Directions:
Count, in the entries below, the lines in which "Nông" occurs. Give the number, nothing more.
──────── Records for this task
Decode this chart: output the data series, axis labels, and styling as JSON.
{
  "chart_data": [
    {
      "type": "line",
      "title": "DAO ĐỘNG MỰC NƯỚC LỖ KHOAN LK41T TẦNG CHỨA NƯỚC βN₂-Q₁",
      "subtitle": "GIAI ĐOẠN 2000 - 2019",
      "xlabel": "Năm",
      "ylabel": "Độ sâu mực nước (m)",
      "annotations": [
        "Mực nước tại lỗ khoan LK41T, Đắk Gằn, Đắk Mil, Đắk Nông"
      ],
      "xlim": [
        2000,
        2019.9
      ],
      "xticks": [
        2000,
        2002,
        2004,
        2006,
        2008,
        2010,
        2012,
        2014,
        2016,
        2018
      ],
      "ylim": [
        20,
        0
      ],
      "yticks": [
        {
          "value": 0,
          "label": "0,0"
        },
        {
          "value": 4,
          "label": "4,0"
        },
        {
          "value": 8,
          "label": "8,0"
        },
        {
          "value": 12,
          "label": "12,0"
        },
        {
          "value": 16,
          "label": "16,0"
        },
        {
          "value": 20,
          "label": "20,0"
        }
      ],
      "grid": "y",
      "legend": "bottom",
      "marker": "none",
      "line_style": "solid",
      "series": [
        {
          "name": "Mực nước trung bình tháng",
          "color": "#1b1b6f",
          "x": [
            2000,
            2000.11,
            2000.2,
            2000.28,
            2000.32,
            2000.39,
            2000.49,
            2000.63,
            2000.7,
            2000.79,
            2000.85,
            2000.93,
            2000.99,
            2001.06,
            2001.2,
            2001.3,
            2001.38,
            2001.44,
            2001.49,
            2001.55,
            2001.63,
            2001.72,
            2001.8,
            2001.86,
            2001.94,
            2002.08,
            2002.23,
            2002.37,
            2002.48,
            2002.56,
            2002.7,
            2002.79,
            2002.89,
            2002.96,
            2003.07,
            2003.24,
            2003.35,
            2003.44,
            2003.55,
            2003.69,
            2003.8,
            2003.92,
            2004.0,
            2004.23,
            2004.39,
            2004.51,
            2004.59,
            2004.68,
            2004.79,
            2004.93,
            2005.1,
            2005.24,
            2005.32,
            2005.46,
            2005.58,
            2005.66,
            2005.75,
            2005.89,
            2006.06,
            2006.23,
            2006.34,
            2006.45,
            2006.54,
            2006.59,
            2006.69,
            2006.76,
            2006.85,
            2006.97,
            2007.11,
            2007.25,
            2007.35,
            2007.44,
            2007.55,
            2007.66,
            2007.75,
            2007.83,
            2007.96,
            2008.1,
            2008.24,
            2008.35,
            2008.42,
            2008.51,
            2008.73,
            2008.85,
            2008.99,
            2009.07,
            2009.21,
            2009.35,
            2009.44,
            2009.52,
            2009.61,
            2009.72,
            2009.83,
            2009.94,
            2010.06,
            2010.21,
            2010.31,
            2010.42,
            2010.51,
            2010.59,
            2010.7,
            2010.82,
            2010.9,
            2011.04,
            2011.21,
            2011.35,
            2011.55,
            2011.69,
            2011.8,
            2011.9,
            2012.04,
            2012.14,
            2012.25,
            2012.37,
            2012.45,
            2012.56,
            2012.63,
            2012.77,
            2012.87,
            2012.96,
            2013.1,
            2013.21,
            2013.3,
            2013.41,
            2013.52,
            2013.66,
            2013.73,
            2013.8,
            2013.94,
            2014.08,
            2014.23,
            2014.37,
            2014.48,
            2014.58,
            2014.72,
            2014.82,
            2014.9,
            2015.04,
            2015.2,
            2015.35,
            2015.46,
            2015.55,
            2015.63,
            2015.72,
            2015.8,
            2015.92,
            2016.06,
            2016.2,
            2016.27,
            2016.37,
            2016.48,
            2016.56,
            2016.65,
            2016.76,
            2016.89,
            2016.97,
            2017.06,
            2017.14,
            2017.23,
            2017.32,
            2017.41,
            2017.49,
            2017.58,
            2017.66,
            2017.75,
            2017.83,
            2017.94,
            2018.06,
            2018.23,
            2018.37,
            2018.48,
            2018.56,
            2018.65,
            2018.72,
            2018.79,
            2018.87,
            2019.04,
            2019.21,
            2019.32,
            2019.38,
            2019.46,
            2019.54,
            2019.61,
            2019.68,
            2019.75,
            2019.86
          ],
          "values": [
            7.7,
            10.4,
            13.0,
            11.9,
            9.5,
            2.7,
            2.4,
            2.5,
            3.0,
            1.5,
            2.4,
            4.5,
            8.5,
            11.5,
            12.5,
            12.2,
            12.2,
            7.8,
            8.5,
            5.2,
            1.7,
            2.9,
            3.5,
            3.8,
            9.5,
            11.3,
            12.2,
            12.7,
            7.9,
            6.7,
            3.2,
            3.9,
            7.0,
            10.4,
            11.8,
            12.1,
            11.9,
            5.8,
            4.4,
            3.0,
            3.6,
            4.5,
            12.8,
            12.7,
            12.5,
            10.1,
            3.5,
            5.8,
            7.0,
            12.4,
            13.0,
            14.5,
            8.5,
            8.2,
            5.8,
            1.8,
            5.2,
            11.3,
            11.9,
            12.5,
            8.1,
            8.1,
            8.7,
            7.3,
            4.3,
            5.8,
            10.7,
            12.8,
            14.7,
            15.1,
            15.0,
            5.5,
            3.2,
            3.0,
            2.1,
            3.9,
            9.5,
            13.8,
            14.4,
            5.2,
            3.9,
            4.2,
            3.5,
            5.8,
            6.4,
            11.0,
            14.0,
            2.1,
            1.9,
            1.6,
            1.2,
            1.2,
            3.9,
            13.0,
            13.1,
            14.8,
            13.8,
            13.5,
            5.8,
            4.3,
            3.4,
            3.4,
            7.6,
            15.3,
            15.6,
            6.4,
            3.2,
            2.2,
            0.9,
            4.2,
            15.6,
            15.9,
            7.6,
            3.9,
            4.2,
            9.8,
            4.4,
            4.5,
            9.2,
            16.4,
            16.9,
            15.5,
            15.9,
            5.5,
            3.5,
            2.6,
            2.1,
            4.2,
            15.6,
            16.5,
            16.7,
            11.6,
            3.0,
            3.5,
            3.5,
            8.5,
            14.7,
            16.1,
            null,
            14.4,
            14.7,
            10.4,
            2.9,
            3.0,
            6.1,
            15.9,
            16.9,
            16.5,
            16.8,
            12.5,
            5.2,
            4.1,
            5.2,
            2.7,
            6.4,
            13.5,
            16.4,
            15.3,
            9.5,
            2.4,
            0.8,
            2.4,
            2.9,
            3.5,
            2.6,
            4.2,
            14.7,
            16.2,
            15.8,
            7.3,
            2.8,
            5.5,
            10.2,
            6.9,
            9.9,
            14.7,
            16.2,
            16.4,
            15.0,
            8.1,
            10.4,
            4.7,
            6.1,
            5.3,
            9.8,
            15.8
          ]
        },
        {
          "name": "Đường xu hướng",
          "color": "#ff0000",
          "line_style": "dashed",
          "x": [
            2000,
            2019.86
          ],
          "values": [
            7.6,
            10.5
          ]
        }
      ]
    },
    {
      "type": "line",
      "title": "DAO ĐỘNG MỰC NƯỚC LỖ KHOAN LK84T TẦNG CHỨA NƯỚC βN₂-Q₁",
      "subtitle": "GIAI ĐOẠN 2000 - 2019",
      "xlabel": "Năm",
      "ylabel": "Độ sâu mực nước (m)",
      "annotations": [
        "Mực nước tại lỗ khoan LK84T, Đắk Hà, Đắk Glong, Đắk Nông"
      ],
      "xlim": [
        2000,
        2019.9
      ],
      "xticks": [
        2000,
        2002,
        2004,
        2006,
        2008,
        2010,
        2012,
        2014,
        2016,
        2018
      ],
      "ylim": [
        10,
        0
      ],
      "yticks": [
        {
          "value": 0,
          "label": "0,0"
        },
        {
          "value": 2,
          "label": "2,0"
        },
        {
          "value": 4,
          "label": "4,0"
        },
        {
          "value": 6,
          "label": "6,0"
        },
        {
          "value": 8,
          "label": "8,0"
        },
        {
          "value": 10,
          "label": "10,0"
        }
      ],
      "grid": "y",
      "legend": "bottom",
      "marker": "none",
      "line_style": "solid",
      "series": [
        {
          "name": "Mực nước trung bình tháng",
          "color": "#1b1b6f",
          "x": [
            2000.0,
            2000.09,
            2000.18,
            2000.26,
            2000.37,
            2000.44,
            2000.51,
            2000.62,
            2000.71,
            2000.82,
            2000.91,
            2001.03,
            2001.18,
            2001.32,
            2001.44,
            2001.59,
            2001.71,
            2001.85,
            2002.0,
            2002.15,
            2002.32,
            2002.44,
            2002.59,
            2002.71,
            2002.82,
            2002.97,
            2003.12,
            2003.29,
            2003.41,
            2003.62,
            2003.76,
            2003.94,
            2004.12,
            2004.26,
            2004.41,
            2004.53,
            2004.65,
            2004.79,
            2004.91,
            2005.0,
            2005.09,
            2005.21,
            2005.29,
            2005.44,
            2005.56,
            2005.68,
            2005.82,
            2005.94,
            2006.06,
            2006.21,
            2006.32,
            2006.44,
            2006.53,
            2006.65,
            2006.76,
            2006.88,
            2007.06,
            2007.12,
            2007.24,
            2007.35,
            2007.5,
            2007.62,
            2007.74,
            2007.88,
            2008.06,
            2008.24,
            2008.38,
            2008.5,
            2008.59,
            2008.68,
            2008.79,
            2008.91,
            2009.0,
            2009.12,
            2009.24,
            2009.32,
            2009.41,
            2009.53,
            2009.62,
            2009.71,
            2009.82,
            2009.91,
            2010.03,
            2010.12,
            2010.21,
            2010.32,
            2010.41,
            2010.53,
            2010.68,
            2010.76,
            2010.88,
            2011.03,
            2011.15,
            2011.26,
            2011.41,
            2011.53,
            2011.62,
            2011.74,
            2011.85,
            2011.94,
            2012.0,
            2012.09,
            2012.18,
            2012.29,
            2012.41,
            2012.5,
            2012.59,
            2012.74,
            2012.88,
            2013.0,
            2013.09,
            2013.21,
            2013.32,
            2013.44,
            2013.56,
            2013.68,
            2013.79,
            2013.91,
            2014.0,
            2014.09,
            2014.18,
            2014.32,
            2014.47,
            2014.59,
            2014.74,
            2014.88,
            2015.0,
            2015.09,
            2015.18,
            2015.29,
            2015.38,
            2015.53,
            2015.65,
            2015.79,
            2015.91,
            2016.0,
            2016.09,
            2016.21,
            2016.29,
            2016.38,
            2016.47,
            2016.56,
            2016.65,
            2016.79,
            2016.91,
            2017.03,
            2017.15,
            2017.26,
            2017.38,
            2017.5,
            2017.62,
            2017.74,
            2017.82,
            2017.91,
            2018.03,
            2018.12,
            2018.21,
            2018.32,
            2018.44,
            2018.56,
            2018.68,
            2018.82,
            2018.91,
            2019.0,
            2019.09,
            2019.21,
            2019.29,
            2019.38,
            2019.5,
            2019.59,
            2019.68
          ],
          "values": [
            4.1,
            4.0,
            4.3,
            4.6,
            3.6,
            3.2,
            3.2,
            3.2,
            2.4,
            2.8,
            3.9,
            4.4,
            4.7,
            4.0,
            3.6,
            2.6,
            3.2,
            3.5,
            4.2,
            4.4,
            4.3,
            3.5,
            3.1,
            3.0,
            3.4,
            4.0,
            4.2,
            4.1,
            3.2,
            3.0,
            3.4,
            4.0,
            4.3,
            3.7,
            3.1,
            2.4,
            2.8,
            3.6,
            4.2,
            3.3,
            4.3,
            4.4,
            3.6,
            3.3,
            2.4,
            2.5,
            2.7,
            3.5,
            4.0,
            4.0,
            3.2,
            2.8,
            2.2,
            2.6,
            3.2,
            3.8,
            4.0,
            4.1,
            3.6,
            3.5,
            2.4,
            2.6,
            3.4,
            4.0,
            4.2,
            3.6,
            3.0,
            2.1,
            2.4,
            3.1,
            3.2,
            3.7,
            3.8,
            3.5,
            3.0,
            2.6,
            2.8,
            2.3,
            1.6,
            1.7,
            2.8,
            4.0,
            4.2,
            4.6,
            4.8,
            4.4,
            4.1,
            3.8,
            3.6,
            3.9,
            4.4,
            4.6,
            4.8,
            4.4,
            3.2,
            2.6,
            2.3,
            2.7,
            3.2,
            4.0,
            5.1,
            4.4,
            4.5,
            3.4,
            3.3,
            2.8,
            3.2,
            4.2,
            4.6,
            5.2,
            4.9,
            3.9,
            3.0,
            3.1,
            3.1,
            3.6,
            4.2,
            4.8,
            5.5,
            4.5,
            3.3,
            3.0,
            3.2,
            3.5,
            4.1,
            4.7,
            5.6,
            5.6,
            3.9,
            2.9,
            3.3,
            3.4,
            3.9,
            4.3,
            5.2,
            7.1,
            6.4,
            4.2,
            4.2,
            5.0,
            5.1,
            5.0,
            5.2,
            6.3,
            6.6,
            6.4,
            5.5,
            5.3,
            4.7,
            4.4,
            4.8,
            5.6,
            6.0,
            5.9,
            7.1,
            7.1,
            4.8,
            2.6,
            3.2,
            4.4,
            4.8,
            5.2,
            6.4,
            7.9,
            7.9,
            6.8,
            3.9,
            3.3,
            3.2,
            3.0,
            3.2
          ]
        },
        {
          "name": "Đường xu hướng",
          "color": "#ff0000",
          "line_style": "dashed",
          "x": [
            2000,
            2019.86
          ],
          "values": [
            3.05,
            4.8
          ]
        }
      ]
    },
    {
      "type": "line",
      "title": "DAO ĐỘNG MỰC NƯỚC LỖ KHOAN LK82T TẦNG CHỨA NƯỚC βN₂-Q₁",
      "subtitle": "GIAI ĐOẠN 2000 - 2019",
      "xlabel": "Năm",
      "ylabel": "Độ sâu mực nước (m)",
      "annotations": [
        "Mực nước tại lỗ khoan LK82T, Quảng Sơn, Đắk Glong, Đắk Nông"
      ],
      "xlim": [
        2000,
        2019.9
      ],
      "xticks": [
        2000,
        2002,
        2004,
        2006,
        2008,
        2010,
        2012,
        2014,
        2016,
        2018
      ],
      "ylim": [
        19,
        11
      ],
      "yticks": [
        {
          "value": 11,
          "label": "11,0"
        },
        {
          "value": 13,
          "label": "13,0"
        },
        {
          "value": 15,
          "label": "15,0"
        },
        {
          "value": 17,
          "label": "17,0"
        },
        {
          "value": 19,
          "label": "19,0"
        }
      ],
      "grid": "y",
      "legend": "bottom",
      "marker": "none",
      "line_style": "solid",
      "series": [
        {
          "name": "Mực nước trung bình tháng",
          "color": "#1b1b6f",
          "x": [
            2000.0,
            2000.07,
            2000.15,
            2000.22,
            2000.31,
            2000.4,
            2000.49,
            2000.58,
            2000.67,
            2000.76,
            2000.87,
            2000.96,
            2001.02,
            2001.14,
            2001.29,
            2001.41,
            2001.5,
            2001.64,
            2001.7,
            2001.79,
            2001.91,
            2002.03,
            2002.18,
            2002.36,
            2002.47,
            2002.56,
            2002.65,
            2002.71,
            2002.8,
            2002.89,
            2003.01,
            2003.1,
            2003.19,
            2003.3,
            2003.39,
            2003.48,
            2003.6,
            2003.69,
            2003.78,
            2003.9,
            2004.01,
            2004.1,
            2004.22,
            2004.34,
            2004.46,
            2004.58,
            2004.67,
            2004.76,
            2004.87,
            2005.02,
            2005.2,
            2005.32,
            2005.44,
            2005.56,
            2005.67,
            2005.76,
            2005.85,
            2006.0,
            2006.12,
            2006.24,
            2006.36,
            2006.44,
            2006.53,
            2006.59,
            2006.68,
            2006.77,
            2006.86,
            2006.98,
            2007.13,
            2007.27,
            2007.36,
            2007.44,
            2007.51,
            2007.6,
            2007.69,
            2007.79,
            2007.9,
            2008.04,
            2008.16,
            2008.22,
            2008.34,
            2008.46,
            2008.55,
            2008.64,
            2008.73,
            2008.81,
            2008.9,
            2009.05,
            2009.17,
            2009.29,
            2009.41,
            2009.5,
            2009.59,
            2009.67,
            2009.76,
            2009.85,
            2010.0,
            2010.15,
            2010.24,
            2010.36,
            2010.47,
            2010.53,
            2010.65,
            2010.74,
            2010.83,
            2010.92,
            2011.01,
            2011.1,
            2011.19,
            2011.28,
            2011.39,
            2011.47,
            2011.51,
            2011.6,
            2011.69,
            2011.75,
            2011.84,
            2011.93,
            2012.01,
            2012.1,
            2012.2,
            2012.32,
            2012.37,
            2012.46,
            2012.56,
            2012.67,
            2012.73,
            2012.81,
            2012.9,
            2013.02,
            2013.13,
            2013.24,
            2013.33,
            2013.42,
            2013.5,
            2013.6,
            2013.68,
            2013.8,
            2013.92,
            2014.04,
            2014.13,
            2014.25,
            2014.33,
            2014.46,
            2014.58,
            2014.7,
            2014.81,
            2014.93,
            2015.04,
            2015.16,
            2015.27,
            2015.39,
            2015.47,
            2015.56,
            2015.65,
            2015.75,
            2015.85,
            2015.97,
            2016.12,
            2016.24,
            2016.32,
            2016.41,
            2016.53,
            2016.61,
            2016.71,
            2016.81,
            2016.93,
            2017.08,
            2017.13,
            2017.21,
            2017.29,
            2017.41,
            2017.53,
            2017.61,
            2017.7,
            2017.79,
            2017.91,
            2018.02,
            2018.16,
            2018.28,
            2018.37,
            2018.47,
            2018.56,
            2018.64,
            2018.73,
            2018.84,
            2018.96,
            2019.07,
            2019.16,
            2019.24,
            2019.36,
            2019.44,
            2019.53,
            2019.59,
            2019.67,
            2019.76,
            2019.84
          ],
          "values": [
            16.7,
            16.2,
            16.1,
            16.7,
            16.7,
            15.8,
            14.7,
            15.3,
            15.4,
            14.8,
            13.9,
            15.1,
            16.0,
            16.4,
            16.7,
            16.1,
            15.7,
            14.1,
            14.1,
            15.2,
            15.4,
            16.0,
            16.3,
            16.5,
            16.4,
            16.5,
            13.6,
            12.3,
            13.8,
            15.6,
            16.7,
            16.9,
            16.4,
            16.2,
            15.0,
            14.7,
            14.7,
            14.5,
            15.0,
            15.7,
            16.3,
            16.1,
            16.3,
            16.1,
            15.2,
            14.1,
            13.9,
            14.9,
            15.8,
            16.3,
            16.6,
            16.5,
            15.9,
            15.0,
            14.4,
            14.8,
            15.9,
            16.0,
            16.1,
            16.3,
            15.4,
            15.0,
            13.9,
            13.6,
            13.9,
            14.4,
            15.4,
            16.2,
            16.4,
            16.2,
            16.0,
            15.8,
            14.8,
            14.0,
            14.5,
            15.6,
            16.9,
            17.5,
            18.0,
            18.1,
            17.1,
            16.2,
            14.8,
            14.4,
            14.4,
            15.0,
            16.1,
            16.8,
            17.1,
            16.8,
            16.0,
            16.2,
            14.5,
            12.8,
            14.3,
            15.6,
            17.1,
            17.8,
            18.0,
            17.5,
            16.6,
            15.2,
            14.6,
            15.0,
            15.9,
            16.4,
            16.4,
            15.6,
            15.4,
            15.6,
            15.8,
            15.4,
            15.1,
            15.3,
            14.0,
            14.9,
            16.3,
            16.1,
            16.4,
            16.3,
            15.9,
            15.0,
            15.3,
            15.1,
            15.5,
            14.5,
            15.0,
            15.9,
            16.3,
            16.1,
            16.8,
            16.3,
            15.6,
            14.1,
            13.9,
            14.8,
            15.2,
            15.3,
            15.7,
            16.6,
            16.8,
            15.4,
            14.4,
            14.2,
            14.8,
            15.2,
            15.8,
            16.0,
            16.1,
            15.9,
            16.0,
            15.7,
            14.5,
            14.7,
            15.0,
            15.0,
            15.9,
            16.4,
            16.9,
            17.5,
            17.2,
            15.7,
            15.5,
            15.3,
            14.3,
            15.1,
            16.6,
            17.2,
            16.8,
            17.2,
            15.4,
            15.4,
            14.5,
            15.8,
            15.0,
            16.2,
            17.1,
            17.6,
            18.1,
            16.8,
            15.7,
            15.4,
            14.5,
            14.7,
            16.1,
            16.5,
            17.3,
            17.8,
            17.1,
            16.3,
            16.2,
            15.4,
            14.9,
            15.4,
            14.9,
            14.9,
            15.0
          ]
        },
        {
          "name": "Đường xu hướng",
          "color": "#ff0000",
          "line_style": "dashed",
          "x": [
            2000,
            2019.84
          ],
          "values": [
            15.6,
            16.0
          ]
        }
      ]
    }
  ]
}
────────────────
Answer to the exercise:
3